> _Brief_
State how many lines of the entries include the string "sample", please, leaving out everything but the number.
═════ Data rows ═════
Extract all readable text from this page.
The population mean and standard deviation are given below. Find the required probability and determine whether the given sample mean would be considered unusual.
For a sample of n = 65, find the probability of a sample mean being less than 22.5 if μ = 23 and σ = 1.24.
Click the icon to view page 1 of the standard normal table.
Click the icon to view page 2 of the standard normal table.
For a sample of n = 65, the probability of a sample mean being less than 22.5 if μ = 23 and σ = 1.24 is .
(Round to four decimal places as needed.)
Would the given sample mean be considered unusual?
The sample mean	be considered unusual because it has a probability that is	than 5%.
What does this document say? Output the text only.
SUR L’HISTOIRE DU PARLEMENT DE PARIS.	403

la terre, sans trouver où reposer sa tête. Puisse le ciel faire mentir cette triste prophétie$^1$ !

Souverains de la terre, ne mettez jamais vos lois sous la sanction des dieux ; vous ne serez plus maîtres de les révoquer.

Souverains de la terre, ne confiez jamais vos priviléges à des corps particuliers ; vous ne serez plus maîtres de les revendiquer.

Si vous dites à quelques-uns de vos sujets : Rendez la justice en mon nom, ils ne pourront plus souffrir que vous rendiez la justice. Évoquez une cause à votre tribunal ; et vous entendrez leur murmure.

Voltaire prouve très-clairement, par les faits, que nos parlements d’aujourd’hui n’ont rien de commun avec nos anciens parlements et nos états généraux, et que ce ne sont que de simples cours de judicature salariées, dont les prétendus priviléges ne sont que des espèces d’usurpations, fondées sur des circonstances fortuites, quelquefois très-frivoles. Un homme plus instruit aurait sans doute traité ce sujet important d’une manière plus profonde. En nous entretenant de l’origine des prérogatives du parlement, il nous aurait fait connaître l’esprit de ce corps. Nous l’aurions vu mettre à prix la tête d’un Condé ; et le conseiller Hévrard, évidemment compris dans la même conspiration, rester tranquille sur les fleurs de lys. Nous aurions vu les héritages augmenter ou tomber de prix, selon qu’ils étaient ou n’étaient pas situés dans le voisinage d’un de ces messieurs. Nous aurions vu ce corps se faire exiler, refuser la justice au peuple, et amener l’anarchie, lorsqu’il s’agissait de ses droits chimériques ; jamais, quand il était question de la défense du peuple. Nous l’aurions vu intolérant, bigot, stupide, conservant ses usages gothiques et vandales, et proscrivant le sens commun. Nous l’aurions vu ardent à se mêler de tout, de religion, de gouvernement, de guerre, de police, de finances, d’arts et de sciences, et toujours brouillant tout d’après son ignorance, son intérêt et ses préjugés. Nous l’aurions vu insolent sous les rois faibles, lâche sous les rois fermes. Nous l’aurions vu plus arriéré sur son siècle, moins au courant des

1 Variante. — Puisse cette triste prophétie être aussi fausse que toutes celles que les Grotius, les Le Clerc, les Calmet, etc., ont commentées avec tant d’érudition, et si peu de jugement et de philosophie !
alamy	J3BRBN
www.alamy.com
═════
═════ Data rows ═════
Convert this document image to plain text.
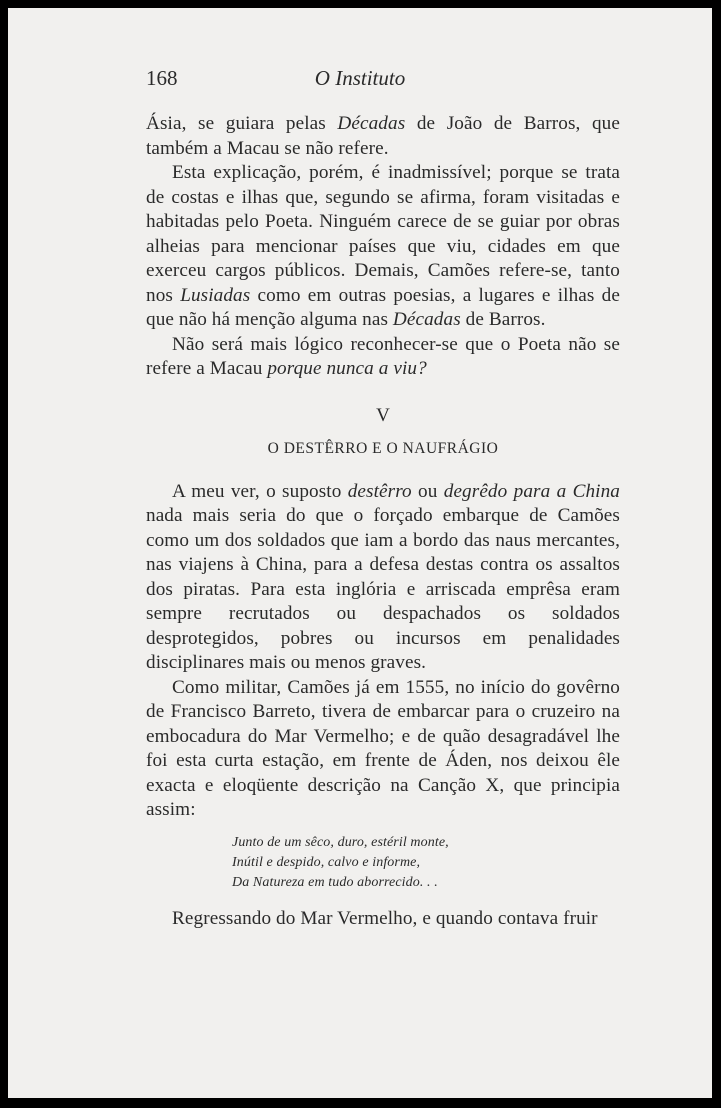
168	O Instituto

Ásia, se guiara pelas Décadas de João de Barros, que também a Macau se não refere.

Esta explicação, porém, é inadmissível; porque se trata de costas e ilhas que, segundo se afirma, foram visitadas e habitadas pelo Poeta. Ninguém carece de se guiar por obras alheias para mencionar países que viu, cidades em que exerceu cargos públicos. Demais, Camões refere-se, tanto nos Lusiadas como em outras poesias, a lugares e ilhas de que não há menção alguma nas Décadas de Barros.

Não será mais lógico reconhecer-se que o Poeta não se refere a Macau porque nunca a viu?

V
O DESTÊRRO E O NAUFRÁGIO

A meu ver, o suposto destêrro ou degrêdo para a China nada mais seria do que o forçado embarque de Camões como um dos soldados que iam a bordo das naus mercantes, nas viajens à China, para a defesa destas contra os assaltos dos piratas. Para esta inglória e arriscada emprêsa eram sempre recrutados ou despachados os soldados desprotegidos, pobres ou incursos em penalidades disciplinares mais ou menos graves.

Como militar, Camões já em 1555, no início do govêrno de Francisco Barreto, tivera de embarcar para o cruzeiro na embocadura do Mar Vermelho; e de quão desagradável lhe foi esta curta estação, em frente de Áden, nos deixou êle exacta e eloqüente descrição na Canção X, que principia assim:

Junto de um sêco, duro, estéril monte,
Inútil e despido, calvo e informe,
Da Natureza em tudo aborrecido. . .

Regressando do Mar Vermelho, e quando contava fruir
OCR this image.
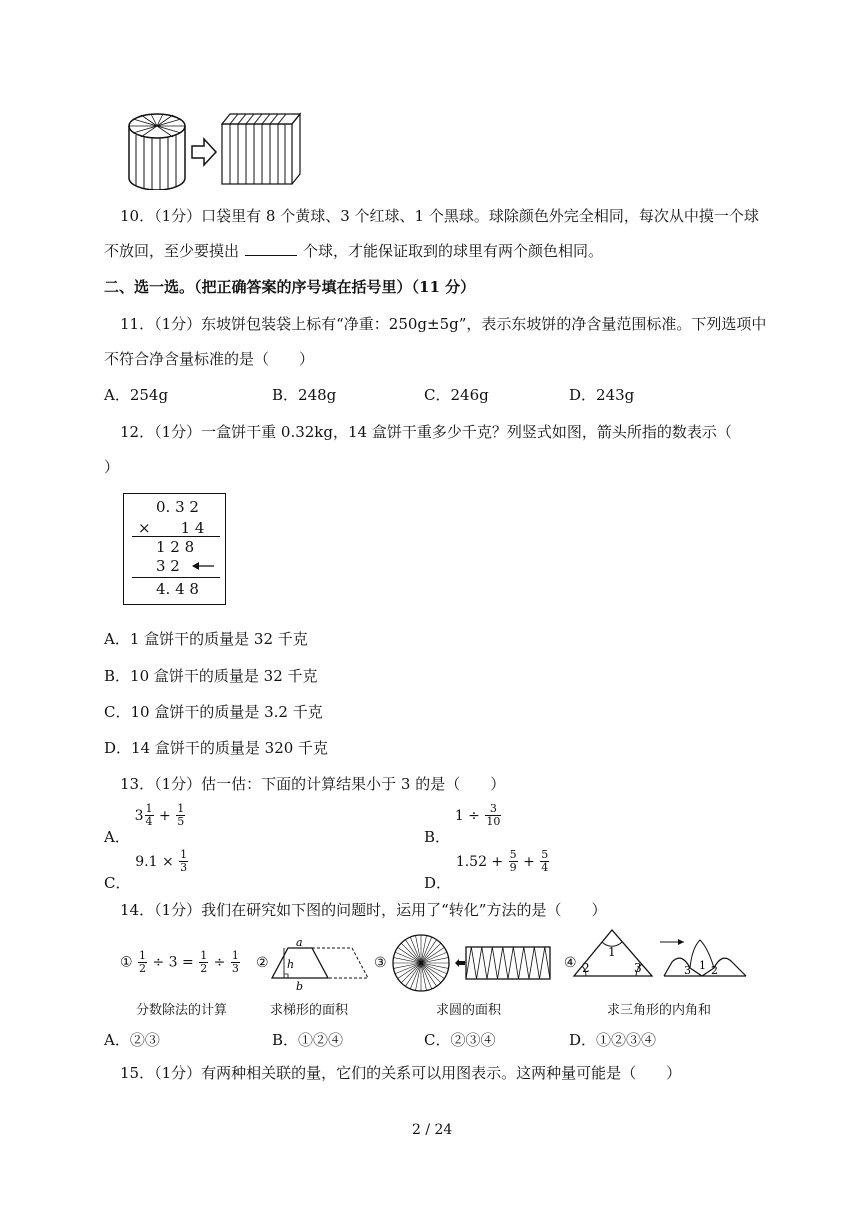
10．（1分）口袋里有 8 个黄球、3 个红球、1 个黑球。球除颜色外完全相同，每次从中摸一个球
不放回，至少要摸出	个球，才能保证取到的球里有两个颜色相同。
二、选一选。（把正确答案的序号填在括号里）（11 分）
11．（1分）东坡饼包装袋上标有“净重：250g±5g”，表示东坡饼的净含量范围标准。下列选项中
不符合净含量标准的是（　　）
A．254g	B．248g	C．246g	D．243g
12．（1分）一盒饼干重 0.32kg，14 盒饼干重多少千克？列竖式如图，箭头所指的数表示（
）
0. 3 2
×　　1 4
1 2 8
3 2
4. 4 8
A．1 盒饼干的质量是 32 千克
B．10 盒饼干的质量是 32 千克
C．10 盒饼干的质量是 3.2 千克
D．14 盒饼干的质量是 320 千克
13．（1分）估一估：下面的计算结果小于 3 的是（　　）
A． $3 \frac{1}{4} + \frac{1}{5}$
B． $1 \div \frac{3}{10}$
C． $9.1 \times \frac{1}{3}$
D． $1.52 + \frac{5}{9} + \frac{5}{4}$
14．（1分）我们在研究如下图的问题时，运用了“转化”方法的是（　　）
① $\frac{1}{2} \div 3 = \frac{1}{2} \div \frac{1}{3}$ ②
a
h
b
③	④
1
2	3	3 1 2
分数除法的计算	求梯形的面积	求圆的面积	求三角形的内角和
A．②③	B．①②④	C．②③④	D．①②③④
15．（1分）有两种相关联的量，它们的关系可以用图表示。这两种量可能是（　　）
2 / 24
═════
> _Finished answer_
5